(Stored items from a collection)
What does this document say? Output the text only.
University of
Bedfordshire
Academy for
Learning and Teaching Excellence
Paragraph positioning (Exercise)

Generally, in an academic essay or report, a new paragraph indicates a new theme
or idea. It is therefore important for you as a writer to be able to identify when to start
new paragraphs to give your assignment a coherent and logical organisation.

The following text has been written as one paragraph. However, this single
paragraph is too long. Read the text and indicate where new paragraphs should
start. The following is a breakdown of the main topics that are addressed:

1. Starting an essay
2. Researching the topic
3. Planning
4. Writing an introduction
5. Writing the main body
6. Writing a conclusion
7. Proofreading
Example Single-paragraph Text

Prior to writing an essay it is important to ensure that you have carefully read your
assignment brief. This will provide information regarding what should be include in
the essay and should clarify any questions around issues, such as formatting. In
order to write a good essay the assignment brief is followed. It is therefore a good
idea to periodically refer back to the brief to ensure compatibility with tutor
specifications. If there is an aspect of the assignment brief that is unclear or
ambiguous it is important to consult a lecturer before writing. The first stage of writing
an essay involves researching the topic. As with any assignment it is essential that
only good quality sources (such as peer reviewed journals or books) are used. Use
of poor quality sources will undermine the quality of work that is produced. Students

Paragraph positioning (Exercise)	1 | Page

• _AIM OF THE TASK_:
Reproduce each entry above exactly, keeping every word.

• _FINAL ANSWER_:
What does this document say? Output the text only.
University of
Bedfordshire
Academy for
Learning and Teaching Excellence
Paragraph positioning (Exercise)

Generally, in an academic essay or report, a new paragraph indicates a new theme
or idea. It is therefore important for you as a writer to be able to identify when to start
new paragraphs to give your assignment a coherent and logical organisation.

The following text has been written as one paragraph. However, this single
paragraph is too long. Read the text and indicate where new paragraphs should
start. The following is a breakdown of the main topics that are addressed:

1. Starting an essay
2. Researching the topic
3. Planning
4. Writing an introduction
5. Writing the main body
6. Writing a conclusion
7. Proofreading
Example Single-paragraph Text

Prior to writing an essay it is important to ensure that you have carefully read your
assignment brief. This will provide information regarding what should be include in
the essay and should clarify any questions around issues, such as formatting. In
order to write a good essay the assignment brief is followed. It is therefore a good
idea to periodically refer back to the brief to ensure compatibility with tutor
specifications. If there is an aspect of the assignment brief that is unclear or
ambiguous it is important to consult a lecturer before writing. The first stage of writing
an essay involves researching the topic. As with any assignment it is essential that
only good quality sources (such as peer reviewed journals or books) are used. Use
of poor quality sources will undermine the quality of work that is produced. Students

Paragraph positioning (Exercise)	1 | Page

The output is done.